> [SHORT PROBLEM 1]: Translate this sentence from the speech on the Armed Forces Bill into Spanish: "There is general agreement, I hope and believe, that the quinquennial system of Armed Forces Bills works well."
> [SHORT PROBLEM 2]: In the speech on the Armed Forces Bill, which three Acts does Clause 1 renew, and for how long?

> [TEXT SHOWN]:
%%

§ 3.26 p.m.
§ Lord WINTERBOTTOM
My Lords, I beg to move that this Bill be now read a second time. The primary purpose of this Bill, as provided for in Clause 1, is to renew for another five years the Army Act 1955, the Air Force Act 1955 and the Naval Discipline Act 1957. These Acts may be collectively referred to as "the Service Discipline Acts ", but they encompass more than discipline in the narrow sense of the term. The provisions of these Acts help to provide a general legal framework within which members of the three Armed Forces spend their Service lives wherever they may be; and civilians accompanying our forces overseas also fall within their scope.
There is general agreement, I hope and believe, that the quinquennial system of Armed Forces Bills works well. It provides a regular and well-spaced opportunity for looking at the operation of the Service Discipline Acts, and for updating or amending them where such a need is indicated. In addition, the quinquennial system helps to ensure that, as far as possible, the rules that determine how indiscipline is dealt with in the Services reflect and keep pace with civil experience and practice. Within each five-year period, continuation in force of these Acts is made subject to annual renewal by Affirmative Resolution. The annual continuation order system provided in Clause 1 accords with past practice, although a slight alteration of the timing, whereby the annual continuation orders will be required to be passed by the end of 873 August, will now lend greater flexibility to this procedure within the timetable of the Parliamentary Session. The need for annual renewal gives to Parliament an additional opportunity to debate matters more widely related to Service discipline.
The examination of the Service Discipline Acts that preceded this Armed Forces Bill suggested a number of areas, of varying significance, where changes are desirable. The rest of the Bill is devoted to these changes. They are generally designed to improve the working of the Service Discipline Acts, and thus to benefit those subject to them. Some of the provisions are minor — seeking to clarify areas of possible legal ambiguity, to rationalise various administrative or judicial procedures, or to rectify certain anomalies in the different Services —and I do not propose, unless noble Lords wish it in any particular instance, to discuss them in detail now. I would prefer, instead, to dwell on what are considered the more important provisions of the Bill.

%%

> [DATASET EXCERPTS]:
%%

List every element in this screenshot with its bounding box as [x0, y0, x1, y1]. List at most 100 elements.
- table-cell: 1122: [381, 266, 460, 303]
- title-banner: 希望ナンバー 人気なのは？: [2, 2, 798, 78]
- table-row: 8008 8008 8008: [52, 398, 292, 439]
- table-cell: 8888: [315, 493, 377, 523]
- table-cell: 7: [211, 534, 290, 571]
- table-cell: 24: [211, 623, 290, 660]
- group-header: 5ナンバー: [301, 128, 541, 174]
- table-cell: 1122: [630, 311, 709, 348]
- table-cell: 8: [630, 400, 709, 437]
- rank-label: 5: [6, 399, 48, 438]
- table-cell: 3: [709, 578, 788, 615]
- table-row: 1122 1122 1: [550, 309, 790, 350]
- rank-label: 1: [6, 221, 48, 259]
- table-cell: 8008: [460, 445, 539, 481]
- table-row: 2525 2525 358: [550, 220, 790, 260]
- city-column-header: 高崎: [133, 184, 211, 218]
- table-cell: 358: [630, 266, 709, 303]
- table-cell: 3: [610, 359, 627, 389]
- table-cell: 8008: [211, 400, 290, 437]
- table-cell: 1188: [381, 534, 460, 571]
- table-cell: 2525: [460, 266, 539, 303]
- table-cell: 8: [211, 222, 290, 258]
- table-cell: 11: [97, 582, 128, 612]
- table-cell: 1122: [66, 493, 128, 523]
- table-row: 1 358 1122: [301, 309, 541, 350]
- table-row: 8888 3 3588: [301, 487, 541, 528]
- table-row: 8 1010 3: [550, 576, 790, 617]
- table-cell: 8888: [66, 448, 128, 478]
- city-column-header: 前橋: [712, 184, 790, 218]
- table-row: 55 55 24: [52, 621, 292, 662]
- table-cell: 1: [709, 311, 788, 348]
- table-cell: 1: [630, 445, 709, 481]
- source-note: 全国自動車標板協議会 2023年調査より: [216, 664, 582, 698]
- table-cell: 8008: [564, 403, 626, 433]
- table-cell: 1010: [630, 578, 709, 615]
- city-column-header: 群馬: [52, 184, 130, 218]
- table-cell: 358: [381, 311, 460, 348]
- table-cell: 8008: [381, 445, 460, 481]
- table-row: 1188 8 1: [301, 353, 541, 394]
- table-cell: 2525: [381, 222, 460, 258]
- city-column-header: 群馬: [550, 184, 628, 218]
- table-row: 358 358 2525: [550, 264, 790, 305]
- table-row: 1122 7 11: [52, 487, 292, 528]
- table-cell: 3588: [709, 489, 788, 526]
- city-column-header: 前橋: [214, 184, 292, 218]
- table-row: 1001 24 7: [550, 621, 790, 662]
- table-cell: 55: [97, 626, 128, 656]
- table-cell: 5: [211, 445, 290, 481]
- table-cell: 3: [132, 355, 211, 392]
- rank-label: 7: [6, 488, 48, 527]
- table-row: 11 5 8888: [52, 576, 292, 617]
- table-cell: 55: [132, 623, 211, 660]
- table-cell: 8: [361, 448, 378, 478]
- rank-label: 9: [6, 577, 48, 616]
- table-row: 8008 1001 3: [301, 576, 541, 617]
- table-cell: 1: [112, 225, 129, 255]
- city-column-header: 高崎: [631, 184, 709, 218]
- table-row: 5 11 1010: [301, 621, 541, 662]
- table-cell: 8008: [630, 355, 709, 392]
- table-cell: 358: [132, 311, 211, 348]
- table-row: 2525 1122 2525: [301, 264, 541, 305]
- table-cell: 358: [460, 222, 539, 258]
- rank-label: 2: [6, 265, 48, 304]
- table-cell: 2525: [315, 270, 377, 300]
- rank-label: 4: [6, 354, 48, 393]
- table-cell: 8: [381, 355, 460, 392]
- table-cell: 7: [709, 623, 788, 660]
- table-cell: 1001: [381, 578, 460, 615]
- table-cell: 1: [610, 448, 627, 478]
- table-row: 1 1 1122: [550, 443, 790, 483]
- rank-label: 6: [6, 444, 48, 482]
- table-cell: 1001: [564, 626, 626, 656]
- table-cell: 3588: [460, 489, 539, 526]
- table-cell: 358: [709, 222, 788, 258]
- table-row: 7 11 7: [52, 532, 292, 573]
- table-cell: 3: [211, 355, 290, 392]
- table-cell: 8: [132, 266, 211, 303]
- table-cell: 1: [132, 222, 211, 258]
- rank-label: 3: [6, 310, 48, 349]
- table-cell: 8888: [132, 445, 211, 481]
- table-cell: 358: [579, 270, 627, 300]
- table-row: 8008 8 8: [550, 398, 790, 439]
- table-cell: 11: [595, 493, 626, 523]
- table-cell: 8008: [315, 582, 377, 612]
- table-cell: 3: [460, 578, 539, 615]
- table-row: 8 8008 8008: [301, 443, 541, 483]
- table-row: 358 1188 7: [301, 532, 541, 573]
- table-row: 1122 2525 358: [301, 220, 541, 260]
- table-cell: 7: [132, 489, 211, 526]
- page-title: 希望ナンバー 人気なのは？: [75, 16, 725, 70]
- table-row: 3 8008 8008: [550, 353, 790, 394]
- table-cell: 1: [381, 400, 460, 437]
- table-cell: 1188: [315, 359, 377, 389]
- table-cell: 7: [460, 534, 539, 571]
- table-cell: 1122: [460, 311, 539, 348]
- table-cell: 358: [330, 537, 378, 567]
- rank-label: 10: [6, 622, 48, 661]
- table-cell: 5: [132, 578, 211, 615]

%%

> [PROBLEM SOLUTION 1]: Hay un acuerdo general, según espero y creo, en que el sistema quinquenal de proyectos de ley de las Fuerzas Armadas funciona bien.

> [PROBLEM SOLUTION 2]: It renews the Army Act 1955, the Air Force Act 1955 and the Naval Discipline Act 1957 for another five years.